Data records
* * * * *

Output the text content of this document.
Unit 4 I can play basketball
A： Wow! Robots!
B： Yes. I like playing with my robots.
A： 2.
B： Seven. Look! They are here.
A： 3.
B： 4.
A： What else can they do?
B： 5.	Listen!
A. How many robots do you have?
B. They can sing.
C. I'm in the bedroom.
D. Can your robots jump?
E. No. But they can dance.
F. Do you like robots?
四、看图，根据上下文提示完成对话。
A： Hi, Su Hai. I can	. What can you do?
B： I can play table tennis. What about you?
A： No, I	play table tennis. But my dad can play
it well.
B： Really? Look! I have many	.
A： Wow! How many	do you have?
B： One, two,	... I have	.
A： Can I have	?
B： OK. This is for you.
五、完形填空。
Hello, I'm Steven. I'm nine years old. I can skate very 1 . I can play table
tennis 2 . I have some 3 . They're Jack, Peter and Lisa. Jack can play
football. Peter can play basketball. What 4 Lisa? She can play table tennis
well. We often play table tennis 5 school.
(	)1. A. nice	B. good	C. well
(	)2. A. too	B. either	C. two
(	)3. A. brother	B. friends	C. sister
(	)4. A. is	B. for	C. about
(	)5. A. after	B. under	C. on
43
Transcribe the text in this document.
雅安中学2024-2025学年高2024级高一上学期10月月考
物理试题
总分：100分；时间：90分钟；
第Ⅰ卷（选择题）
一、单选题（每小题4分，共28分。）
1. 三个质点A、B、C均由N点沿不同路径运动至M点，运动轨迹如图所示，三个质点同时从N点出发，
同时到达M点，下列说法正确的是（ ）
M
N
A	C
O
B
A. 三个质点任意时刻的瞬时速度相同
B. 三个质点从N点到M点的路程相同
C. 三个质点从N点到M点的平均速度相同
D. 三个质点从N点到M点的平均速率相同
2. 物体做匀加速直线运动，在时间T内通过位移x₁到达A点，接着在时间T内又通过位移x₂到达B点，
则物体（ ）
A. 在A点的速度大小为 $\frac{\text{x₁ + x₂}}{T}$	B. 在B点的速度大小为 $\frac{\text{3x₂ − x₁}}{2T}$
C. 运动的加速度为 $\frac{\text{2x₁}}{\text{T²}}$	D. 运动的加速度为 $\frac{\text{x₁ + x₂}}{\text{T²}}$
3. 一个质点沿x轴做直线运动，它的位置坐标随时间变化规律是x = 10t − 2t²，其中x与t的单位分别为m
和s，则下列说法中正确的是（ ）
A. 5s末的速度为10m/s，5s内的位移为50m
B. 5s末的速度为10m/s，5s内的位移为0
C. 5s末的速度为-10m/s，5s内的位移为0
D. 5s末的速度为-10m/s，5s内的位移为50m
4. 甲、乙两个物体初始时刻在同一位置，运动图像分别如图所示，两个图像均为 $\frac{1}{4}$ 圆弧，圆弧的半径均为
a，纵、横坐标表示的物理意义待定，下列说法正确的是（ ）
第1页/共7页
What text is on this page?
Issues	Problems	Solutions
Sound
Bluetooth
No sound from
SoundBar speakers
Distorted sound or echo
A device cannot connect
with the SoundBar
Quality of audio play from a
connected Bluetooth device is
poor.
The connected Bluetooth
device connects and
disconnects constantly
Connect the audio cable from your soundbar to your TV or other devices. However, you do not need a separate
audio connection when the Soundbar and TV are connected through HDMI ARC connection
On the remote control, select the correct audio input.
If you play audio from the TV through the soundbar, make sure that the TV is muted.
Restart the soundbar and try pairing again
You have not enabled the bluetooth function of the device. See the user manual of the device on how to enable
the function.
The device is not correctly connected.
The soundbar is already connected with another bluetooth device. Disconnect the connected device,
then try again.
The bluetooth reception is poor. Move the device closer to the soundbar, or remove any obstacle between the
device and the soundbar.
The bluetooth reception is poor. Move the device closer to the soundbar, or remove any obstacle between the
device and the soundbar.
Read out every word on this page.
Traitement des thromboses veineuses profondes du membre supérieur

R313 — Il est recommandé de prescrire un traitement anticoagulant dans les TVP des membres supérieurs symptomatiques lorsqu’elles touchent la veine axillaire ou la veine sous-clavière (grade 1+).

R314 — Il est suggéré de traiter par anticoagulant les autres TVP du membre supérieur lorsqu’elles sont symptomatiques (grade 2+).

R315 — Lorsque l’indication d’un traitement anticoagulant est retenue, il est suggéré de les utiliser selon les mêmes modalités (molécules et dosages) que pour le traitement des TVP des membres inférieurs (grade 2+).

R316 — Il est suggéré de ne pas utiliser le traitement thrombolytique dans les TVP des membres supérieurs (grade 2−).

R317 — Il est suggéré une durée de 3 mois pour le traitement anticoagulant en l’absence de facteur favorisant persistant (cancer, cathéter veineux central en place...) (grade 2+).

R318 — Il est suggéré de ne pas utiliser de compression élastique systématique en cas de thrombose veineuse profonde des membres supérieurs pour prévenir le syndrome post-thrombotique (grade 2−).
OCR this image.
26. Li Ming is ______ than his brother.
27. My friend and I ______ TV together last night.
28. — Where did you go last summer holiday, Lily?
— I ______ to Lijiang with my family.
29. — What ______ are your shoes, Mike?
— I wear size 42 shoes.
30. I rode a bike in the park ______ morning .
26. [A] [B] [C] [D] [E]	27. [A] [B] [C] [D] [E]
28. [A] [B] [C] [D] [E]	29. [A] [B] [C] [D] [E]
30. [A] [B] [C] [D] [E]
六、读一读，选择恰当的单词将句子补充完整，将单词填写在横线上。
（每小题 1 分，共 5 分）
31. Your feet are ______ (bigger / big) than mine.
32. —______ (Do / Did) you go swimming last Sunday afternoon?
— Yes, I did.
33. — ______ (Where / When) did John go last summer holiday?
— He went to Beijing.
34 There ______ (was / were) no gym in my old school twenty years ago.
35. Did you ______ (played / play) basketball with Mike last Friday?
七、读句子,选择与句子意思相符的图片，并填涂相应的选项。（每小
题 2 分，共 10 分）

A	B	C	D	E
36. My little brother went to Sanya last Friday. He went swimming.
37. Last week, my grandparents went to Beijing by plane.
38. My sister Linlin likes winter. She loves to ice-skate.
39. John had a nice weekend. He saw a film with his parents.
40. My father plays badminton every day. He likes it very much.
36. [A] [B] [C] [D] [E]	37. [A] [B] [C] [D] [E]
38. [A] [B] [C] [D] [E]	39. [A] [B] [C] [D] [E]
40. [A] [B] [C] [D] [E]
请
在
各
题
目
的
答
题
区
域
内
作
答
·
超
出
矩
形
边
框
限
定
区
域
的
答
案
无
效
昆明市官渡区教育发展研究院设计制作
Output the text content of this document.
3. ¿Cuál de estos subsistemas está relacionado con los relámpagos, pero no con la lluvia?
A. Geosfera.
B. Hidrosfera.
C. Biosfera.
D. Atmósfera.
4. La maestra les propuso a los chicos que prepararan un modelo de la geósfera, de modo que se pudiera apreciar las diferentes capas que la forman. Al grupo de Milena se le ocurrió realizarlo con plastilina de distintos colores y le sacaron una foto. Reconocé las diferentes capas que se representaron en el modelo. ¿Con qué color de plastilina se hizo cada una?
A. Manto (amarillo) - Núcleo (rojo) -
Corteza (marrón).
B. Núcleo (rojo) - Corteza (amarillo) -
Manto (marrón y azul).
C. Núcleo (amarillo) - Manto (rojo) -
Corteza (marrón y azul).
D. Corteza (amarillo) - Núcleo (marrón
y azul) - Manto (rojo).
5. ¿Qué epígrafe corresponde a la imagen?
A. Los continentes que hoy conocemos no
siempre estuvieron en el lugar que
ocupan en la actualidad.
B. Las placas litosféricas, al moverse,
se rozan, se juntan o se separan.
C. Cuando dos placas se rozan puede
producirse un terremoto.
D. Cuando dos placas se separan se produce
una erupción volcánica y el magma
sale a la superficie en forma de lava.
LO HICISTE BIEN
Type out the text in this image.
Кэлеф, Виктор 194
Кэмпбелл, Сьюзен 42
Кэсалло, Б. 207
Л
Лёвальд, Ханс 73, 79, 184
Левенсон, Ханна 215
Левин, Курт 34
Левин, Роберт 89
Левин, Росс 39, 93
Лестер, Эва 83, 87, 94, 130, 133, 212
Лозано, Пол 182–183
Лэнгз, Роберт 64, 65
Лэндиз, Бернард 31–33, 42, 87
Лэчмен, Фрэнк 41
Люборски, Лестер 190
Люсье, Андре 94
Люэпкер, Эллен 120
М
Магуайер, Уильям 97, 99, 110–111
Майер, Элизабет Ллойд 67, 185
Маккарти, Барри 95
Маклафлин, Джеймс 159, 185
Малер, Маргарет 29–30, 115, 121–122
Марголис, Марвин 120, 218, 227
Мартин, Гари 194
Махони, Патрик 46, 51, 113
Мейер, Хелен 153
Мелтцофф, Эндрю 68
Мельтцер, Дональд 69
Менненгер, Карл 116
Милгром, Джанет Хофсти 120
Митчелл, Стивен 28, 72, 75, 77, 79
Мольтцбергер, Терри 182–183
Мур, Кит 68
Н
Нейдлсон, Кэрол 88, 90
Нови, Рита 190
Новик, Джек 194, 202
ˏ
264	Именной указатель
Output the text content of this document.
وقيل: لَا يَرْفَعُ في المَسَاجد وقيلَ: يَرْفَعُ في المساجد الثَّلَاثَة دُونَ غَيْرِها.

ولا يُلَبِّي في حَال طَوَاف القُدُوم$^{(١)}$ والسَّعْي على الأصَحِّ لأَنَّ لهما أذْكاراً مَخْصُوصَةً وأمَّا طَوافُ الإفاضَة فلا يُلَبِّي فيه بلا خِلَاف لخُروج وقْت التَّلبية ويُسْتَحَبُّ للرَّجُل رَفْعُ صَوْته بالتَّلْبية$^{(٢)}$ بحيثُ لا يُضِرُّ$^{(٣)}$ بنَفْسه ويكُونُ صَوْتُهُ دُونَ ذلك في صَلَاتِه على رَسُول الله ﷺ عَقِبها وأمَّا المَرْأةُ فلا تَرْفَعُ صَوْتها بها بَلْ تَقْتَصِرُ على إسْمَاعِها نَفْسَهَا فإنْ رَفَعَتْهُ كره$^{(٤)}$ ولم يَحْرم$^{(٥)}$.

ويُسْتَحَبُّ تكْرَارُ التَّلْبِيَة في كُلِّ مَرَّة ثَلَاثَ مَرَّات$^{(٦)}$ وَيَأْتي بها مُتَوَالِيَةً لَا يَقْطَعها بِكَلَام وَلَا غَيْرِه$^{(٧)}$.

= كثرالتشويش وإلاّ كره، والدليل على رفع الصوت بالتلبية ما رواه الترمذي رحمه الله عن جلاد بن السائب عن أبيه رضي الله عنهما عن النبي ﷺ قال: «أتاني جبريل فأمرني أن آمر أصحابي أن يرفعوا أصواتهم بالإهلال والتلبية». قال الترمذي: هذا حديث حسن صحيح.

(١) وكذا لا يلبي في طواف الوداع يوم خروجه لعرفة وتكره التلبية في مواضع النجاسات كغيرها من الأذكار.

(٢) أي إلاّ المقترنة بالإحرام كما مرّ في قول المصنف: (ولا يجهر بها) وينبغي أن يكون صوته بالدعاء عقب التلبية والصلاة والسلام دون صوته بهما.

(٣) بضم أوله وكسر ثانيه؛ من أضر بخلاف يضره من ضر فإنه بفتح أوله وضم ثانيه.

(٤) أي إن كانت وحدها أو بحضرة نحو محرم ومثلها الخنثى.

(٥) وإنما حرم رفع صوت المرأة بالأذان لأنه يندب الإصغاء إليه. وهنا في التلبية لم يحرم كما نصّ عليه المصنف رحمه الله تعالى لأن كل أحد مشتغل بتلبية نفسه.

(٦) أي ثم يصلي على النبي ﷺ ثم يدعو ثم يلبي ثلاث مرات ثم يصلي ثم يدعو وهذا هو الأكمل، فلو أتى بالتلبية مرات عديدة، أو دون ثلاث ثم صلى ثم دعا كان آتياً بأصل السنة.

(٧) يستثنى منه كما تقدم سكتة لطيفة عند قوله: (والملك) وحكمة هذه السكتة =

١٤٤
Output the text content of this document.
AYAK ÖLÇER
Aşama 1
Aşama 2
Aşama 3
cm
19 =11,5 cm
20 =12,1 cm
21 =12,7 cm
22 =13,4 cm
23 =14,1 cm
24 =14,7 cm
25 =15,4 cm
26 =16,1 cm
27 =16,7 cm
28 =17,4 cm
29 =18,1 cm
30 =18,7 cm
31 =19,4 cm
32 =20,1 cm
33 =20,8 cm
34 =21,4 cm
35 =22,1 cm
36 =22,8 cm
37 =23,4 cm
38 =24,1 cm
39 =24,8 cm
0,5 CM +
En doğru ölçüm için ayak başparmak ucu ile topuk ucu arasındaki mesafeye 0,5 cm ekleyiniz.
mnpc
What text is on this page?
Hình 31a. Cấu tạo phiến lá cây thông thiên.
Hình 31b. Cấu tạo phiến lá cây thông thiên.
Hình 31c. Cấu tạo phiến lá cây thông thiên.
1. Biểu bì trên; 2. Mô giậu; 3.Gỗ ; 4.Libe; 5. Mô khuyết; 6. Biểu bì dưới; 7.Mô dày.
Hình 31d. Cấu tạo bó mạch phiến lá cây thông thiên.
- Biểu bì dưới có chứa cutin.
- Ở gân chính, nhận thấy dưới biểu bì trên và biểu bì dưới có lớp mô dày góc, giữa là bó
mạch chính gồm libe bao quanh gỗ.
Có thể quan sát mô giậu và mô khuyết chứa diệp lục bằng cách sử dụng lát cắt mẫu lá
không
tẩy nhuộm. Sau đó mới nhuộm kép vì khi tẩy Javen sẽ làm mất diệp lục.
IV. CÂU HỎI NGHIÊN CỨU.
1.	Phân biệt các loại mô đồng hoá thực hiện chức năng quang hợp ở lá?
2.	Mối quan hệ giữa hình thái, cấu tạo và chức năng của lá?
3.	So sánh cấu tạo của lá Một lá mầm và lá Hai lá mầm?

* * * * *

Required task:
Find how many lines in the listing hold "table", and reply with that number only.

Full answer:
5